### WHAT YOU SHOULD DO
Would you output the whole listing below, exactly as it reads?

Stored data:
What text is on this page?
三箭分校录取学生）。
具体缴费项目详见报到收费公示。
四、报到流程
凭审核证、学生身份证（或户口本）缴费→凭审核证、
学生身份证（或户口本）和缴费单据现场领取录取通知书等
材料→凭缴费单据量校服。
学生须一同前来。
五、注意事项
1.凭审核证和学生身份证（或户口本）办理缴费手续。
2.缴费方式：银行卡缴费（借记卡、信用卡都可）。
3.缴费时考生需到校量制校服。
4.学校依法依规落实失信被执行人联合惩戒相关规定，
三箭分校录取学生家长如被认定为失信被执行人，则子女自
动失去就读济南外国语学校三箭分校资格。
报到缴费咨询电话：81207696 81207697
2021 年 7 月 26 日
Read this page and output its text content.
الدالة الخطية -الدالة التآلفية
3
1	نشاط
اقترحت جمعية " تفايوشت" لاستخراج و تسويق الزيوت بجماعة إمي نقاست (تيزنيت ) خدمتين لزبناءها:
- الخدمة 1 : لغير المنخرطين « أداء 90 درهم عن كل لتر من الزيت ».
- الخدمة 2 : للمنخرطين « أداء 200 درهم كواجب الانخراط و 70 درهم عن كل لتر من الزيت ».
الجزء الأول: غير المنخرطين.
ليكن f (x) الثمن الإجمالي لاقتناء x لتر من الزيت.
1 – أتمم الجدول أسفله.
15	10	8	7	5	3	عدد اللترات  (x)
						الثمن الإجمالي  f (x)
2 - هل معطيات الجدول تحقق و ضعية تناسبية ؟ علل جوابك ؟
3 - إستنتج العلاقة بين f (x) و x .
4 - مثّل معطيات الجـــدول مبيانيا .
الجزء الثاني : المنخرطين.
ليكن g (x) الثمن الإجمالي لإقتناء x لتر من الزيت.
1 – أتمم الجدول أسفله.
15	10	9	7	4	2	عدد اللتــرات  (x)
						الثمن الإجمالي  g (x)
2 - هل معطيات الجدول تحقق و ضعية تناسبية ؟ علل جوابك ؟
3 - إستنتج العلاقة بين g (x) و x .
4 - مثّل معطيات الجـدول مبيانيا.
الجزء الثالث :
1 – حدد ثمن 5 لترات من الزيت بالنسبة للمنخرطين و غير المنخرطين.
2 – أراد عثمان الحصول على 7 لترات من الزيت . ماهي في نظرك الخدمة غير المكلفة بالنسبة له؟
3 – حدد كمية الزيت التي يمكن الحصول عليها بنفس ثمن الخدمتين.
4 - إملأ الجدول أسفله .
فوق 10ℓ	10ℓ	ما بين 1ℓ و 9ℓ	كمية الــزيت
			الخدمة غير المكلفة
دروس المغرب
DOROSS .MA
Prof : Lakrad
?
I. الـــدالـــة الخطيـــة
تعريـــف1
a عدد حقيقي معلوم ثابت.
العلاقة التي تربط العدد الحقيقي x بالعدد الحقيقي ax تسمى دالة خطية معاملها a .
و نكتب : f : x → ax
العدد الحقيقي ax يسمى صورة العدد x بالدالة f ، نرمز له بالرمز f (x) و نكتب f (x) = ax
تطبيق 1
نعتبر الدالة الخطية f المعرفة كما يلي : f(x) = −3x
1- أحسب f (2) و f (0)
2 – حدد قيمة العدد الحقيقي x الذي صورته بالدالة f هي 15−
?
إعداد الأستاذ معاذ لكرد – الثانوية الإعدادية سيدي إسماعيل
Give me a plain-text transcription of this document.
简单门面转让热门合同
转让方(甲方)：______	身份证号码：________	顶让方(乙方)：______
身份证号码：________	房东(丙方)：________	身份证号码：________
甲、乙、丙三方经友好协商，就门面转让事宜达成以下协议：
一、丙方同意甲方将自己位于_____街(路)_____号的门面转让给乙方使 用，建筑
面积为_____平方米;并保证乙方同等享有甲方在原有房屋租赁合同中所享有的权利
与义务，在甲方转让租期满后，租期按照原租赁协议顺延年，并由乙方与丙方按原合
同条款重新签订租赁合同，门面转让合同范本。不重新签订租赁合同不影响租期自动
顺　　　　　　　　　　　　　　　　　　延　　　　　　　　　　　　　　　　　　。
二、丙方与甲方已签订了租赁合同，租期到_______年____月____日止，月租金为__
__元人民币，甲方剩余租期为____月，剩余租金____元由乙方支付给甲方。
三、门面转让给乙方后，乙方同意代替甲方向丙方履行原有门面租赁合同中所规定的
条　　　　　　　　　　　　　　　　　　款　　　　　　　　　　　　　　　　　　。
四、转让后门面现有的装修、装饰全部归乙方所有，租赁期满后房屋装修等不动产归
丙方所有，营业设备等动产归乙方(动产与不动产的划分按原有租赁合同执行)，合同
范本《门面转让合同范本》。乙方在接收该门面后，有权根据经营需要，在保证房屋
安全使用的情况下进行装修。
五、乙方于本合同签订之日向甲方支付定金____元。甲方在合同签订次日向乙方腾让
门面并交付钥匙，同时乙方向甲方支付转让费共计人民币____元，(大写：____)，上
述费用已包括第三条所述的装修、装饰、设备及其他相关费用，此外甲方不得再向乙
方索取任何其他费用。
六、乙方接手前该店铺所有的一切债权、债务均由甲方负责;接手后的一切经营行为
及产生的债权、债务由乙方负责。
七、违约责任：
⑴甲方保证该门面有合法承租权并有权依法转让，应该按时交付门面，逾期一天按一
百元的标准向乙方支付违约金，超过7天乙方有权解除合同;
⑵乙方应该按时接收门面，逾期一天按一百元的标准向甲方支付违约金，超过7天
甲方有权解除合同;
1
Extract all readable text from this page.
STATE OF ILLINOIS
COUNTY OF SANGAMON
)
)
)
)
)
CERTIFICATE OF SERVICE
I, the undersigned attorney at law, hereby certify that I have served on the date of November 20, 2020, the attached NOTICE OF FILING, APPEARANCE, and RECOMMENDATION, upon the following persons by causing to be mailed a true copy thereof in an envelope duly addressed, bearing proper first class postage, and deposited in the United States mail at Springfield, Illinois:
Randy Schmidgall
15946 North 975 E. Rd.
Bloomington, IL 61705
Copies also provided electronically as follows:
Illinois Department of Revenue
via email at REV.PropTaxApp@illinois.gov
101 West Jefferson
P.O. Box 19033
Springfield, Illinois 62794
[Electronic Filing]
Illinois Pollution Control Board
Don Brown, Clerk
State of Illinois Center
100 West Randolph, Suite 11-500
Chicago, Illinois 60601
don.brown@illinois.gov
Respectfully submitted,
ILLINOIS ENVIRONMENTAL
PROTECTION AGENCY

### ANSWER TO THIS TASK
What text is on this page?
三箭分校录取学生）。
具体缴费项目详见报到收费公示。
四、报到流程
凭审核证、学生身份证（或户口本）缴费→凭审核证、
学生身份证（或户口本）和缴费单据现场领取录取通知书等
材料→凭缴费单据量校服。
学生须一同前来。
五、注意事项
1.凭审核证和学生身份证（或户口本）办理缴费手续。
2.缴费方式：银行卡缴费（借记卡、信用卡都可）。
3.缴费时考生需到校量制校服。
4.学校依法依规落实失信被执行人联合惩戒相关规定，
三箭分校录取学生家长如被认定为失信被执行人，则子女自
动失去就读济南外国语学校三箭分校资格。
报到缴费咨询电话：81207696 81207697
2021 年 7 月 26 日
Read this page and output its text content.
الدالة الخطية -الدالة التآلفية
3
1	نشاط
اقترحت جمعية " تفايوشت" لاستخراج و تسويق الزيوت بجماعة إمي نقاست (تيزنيت ) خدمتين لزبناءها:
- الخدمة 1 : لغير المنخرطين « أداء 90 درهم عن كل لتر من الزيت ».
- الخدمة 2 : للمنخرطين « أداء 200 درهم كواجب الانخراط و 70 درهم عن كل لتر من الزيت ».
الجزء الأول: غير المنخرطين.
ليكن f (x) الثمن الإجمالي لاقتناء x لتر من الزيت.
1 – أتمم الجدول أسفله.
15	10	8	7	5	3	عدد اللترات  (x)
						الثمن الإجمالي  f (x)
2 - هل معطيات الجدول تحقق و ضعية تناسبية ؟ علل جوابك ؟
3 - إستنتج العلاقة بين f (x) و x .
4 - مثّل معطيات الجـــدول مبيانيا .
الجزء الثاني : المنخرطين.
ليكن g (x) الثمن الإجمالي لإقتناء x لتر من الزيت.
1 – أتمم الجدول أسفله.
15	10	9	7	4	2	عدد اللتــرات  (x)
						الثمن الإجمالي  g (x)
2 - هل معطيات الجدول تحقق و ضعية تناسبية ؟ علل جوابك ؟
3 - إستنتج العلاقة بين g (x) و x .
4 - مثّل معطيات الجـدول مبيانيا.
الجزء الثالث :
1 – حدد ثمن 5 لترات من الزيت بالنسبة للمنخرطين و غير المنخرطين.
2 – أراد عثمان الحصول على 7 لترات من الزيت . ماهي في نظرك الخدمة غير المكلفة بالنسبة له؟
3 – حدد كمية الزيت التي يمكن الحصول عليها بنفس ثمن الخدمتين.
4 - إملأ الجدول أسفله .
فوق 10ℓ	10ℓ	ما بين 1ℓ و 9ℓ	كمية الــزيت
			الخدمة غير المكلفة
دروس المغرب
DOROSS .MA
Prof : Lakrad
?
I. الـــدالـــة الخطيـــة
تعريـــف1
a عدد حقيقي معلوم ثابت.
العلاقة التي تربط العدد الحقيقي x بالعدد الحقيقي ax تسمى دالة خطية معاملها a .
و نكتب : f : x → ax
العدد الحقيقي ax يسمى صورة العدد x بالدالة f ، نرمز له بالرمز f (x) و نكتب f (x) = ax
تطبيق 1
نعتبر الدالة الخطية f المعرفة كما يلي : f(x) = −3x
1- أحسب f (2) و f (0)
2 – حدد قيمة العدد الحقيقي x الذي صورته بالدالة f هي 15−
?
إعداد الأستاذ معاذ لكرد – الثانوية الإعدادية سيدي إسماعيل
Give me a plain-text transcription of this document.
简单门面转让热门合同
转让方(甲方)：______	身份证号码：________	顶让方(乙方)：______
身份证号码：________	房东(丙方)：________	身份证号码：________
甲、乙、丙三方经友好协商，就门面转让事宜达成以下协议：
一、丙方同意甲方将自己位于_____街(路)_____号的门面转让给乙方使 用，建筑
面积为_____平方米;并保证乙方同等享有甲方在原有房屋租赁合同中所享有的权利
与义务，在甲方转让租期满后，租期按照原租赁协议顺延年，并由乙方与丙方按原合
同条款重新签订租赁合同，门面转让合同范本。不重新签订租赁合同不影响租期自动
顺　　　　　　　　　　　　　　　　　　延　　　　　　　　　　　　　　　　　　。
二、丙方与甲方已签订了租赁合同，租期到_______年____月____日止，月租金为__
__元人民币，甲方剩余租期为____月，剩余租金____元由乙方支付给甲方。
三、门面转让给乙方后，乙方同意代替甲方向丙方履行原有门面租赁合同中所规定的
条　　　　　　　　　　　　　　　　　　款　　　　　　　　　　　　　　　　　　。
四、转让后门面现有的装修、装饰全部归乙方所有，租赁期满后房屋装修等不动产归
丙方所有，营业设备等动产归乙方(动产与不动产的划分按原有租赁合同执行)，合同
范本《门面转让合同范本》。乙方在接收该门面后，有权根据经营需要，在保证房屋
安全使用的情况下进行装修。
五、乙方于本合同签订之日向甲方支付定金____元。甲方在合同签订次日向乙方腾让
门面并交付钥匙，同时乙方向甲方支付转让费共计人民币____元，(大写：____)，上
述费用已包括第三条所述的装修、装饰、设备及其他相关费用，此外甲方不得再向乙
方索取任何其他费用。
六、乙方接手前该店铺所有的一切债权、债务均由甲方负责;接手后的一切经营行为
及产生的债权、债务由乙方负责。
七、违约责任：
⑴甲方保证该门面有合法承租权并有权依法转让，应该按时交付门面，逾期一天按一
百元的标准向乙方支付违约金，超过7天乙方有权解除合同;
⑵乙方应该按时接收门面，逾期一天按一百元的标准向甲方支付违约金，超过7天
甲方有权解除合同;
1
Extract all readable text from this page.
STATE OF ILLINOIS
COUNTY OF SANGAMON
)
)
)
)
)
CERTIFICATE OF SERVICE
I, the undersigned attorney at law, hereby certify that I have served on the date of November 20, 2020, the attached NOTICE OF FILING, APPEARANCE, and RECOMMENDATION, upon the following persons by causing to be mailed a true copy thereof in an envelope duly addressed, bearing proper first class postage, and deposited in the United States mail at Springfield, Illinois:
Randy Schmidgall
15946 North 975 E. Rd.
Bloomington, IL 61705
Copies also provided electronically as follows:
Illinois Department of Revenue
via email at REV.PropTaxApp@illinois.gov
101 West Jefferson
P.O. Box 19033
Springfield, Illinois 62794
[Electronic Filing]
Illinois Pollution Control Board
Don Brown, Clerk
State of Illinois Center
100 West Randolph, Suite 11-500
Chicago, Illinois 60601
don.brown@illinois.gov
Respectfully submitted,
ILLINOIS ENVIRONMENTAL
PROTECTION AGENCY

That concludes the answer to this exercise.